MONTREAL, Quebec (LifeSiteNews) — Quebec Justice Minister Simon Jolin-Barrette is scrapping plans to add abortion to the new proposed Quebec constitution, citing backlash not from pro-life groups, but from abortion activist groups who claim that a “right” to abortion has been confirmed by the Supreme Court of Canada.
As LifeSiteNews reported in October, the National Assembly of Quebec introduced the Constitutional Act – Bill No. 1 – on October 9 of last year to formally establish a constitution for the province that recognizes the province’s particular values. Included among those “values” was a recognized “freedom” to abortion.
Bill No. 1, which also recognizes a “right” to euthanasia, stated in item number 29 that “The state protects women’s freedom to have an abortion.” With regard to euthanasia, the bill states that “[a]ny person whose condition requires it has the right to receive end-of-life care,” a euphemistic phrase for suicide-by-doctor.
Last month, however, the justice minister told Radio-Canada in a statement that abortion will be removed from Bill No. 1 prior to its review. According to the CBC, abortion groups “raised concerns that such a provision could open the door to legal challenges from anti-abortion groups, given that this right to abortion is already protected by Supreme Court of Canada rulings.”
In fact, the Supreme Court did not recognize an explicit right to abortion.
In 1988, the SCC overturned Canada’s existing legal regime in R v. Morgentaler and gave Parliament a mandate to pass new legislation restricting abortion, which the justices – including the only female on the bench, Justice Bertha Wilson – fully expected legislators to do. The Mulroney government attempted to pass a new abortion law (Bill C-43). It failed on a tie vote in the Senate in 1991, and since then Canada has had a legal vacuum – no laws – with regard to abortion.
A de facto system treating abortion merely as another “healthcare service” has arisen in that vacuum, and abortion activists have fiercely fought any attempt to pass new legislation and to actively censor any attempts to educate the Canadian public on the country’s complete lack of abortion laws. Canada is the one of the only democracies that permits abortion on demand until birth, and abortion activists wish to preserve this status quo. This prompted them to warn the Quebec justice minister against reopening the political abortion debate.

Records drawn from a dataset
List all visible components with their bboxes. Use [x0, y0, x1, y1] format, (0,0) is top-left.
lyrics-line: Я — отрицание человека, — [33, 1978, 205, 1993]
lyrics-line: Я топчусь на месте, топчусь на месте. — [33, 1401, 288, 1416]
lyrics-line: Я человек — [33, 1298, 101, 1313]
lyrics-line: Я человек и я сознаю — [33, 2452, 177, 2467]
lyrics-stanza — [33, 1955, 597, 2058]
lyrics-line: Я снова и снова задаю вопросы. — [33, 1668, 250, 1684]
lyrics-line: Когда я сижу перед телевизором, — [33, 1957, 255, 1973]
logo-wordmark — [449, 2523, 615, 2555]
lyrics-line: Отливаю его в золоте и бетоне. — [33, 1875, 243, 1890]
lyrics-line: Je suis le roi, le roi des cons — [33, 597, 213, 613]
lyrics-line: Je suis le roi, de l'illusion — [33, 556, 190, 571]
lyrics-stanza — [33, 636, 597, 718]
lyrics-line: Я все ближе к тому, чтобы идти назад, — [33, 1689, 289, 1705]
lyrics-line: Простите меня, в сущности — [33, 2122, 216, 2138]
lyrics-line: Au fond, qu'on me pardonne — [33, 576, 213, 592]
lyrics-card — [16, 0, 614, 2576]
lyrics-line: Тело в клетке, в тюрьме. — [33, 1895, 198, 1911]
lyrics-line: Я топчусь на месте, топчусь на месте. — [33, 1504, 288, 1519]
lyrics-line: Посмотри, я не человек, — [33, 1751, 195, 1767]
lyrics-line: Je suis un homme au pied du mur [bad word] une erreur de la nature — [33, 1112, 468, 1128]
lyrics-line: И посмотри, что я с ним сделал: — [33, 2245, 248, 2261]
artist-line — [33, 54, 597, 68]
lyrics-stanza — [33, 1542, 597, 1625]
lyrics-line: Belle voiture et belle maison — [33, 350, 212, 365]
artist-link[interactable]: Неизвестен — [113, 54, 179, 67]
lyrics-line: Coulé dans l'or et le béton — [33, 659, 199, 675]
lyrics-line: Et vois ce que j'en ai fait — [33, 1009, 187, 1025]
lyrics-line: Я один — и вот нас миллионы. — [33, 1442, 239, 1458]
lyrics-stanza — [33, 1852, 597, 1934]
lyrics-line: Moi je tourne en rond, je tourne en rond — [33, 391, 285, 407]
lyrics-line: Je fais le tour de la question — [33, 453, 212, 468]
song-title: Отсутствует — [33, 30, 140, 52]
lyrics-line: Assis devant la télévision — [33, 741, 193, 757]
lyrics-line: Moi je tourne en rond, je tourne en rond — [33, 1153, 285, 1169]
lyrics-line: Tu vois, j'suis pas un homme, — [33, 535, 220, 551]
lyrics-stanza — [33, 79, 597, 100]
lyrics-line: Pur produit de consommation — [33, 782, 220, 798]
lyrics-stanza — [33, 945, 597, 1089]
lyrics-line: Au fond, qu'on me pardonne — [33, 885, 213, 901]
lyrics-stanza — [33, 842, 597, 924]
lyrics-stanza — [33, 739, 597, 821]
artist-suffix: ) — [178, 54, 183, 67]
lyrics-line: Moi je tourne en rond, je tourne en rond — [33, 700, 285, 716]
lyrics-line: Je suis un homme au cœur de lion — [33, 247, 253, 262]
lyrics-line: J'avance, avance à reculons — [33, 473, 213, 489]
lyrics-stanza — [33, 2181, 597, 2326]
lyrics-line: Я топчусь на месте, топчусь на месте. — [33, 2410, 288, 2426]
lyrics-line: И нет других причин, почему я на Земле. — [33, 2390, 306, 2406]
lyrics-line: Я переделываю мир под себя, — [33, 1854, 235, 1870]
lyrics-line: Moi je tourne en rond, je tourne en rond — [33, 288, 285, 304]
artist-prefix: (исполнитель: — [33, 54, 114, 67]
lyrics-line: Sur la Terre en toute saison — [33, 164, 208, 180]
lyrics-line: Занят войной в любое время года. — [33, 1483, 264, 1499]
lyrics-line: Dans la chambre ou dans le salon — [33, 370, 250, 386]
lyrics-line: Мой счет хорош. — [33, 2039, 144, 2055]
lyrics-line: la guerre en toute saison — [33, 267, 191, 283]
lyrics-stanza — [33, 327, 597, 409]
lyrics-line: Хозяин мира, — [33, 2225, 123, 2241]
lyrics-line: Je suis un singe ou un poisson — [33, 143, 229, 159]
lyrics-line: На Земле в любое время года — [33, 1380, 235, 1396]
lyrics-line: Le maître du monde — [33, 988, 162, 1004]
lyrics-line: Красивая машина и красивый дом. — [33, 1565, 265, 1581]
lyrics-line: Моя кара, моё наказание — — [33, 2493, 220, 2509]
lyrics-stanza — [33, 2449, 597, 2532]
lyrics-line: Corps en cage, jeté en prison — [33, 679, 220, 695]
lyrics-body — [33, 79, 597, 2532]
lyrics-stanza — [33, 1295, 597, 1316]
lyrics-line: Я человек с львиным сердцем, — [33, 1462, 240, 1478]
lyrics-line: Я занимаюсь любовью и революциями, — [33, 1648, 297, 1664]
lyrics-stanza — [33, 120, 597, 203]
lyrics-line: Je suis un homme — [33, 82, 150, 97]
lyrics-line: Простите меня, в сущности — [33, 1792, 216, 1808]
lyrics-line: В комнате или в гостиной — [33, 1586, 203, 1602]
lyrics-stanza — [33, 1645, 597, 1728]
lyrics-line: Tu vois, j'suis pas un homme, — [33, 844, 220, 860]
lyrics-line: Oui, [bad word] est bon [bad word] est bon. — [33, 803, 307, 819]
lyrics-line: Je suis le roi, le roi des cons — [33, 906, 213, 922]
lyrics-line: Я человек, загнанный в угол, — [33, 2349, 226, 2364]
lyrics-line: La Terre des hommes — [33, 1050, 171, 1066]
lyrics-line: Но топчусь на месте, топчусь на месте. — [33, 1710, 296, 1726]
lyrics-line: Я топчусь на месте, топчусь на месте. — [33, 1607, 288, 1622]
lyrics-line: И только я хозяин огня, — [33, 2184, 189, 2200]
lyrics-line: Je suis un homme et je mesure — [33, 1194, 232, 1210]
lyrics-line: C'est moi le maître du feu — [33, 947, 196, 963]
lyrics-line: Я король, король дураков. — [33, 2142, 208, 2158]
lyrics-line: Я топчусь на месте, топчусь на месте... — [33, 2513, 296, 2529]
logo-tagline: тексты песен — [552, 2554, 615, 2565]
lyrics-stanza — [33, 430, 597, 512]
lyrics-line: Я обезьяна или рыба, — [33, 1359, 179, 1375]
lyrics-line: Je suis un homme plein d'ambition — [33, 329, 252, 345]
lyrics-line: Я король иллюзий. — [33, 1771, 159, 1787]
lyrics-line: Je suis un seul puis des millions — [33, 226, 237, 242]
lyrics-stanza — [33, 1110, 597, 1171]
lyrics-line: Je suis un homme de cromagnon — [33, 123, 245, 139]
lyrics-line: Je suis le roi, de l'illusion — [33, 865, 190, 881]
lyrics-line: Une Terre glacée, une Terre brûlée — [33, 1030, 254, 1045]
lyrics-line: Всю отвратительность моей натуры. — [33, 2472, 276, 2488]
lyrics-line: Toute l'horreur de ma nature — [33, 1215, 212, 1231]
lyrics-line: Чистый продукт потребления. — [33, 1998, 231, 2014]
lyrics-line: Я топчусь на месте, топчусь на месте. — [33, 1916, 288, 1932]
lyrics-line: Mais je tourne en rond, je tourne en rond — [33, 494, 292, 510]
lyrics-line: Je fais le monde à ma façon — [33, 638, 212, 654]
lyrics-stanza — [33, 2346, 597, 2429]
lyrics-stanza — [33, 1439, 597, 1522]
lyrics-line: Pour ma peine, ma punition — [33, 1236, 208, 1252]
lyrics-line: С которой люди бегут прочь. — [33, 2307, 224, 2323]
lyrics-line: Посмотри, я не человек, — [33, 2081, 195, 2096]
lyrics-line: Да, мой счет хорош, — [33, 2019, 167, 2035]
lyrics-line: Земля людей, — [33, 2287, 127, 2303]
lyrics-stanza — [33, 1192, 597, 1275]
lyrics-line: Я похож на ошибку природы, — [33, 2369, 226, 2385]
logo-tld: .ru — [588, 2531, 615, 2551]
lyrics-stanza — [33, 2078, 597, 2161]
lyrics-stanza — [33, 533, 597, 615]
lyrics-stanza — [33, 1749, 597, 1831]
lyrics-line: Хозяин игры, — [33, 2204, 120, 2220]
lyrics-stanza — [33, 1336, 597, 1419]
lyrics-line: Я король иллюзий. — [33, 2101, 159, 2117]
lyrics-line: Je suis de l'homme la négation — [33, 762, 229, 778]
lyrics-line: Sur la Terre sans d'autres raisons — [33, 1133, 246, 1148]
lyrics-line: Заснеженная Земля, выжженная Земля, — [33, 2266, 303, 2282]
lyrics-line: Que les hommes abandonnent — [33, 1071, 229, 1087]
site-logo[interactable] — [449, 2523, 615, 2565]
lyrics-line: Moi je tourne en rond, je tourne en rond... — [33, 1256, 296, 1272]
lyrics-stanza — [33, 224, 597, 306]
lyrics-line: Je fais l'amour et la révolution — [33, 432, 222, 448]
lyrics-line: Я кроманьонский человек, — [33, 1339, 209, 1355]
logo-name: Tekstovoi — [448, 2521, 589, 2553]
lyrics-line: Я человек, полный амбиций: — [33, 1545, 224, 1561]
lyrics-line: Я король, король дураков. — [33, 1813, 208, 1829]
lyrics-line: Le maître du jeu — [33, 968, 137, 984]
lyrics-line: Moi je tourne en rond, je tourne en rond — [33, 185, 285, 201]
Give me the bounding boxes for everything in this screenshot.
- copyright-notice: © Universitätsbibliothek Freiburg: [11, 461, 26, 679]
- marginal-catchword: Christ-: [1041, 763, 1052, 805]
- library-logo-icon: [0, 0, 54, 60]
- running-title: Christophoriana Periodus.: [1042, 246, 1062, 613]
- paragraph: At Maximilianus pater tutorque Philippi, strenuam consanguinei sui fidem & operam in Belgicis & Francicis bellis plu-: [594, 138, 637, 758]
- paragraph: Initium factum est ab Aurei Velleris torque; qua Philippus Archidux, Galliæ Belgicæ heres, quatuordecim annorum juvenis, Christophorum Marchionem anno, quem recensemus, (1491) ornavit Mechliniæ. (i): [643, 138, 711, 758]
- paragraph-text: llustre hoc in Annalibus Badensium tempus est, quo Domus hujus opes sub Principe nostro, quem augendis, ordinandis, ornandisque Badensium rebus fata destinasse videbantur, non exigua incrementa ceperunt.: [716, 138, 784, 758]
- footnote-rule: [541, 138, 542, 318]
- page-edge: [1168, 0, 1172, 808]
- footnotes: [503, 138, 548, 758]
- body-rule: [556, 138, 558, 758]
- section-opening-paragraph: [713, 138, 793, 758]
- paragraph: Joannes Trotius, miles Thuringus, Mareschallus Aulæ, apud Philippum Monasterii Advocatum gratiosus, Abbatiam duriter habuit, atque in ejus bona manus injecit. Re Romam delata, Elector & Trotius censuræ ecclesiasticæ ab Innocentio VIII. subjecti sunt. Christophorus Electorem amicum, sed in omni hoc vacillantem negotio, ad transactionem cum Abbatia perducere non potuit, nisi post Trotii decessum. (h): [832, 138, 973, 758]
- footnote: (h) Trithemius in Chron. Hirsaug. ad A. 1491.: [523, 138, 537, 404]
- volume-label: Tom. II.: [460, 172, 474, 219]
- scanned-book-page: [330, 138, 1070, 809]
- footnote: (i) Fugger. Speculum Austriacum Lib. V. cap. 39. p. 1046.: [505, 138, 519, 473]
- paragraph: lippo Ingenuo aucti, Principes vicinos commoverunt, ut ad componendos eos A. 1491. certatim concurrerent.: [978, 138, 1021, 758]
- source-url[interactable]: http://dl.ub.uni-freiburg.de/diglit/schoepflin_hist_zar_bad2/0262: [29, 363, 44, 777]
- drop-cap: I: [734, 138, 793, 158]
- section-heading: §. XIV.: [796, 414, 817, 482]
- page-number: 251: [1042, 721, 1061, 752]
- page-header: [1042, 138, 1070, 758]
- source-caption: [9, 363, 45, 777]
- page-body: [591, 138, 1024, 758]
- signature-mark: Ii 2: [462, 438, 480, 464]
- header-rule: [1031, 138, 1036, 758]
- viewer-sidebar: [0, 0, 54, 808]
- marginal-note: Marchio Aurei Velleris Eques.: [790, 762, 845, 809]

- Problem set
**A)** Do the following statements agree with the article on Quebec's constitution bill? Answer yes or no for each, quoting the deciding words of the article: (i) Bill No. 1 was introduced on October 9; (ii) Bill C-43 failed on a tie vote in the House of Commons; (iii) the justice minister gave his statement to Radio-Canada.
**B)** Turn the paragraph of the article on Quebec's constitution bill that begins "In 1988, the SCC overturned" into a short list that keeps its main facts.
**C)** Please rewrite the article on Quebec's constitution bill from "Bill No. 1, which" up to and including "phrase for suicide-by-doctor.", changing "euthanasia" to "assisted dying".

- Solutions to the tasks
**A)**
(i) Yes: "introduced the Constitutional Act – Bill No. 1 – on October 9 of last year"
(ii) No: "It failed on a tie vote in the Senate in 1991"
(iii) Yes: "the justice minister told Radio-Canada in a statement"

**B)**
- In 1988, in R v. Morgentaler, the SCC overturned Canada's existing legal regime on abortion.
- The court gave Parliament a mandate to pass new legislation restricting abortion, and the justices, including Justice Bertha Wilson, the only female on the bench, fully expected legislators to do so.
- The Mulroney government attempted a new abortion law, Bill C-43.
- The bill failed on a tie vote in the Senate in 1991.
- Since then, Canada has had no laws with regard to abortion.

**C)**
Bill No. 1, which also recognizes a “right” to assisted dying, stated in item number 29 that “The state protects women’s freedom to have an abortion.” With regard to assisted dying, the bill states that “[a]ny person whose condition requires it has the right to receive end-of-life care,” a euphemistic phrase for suicide-by-doctor.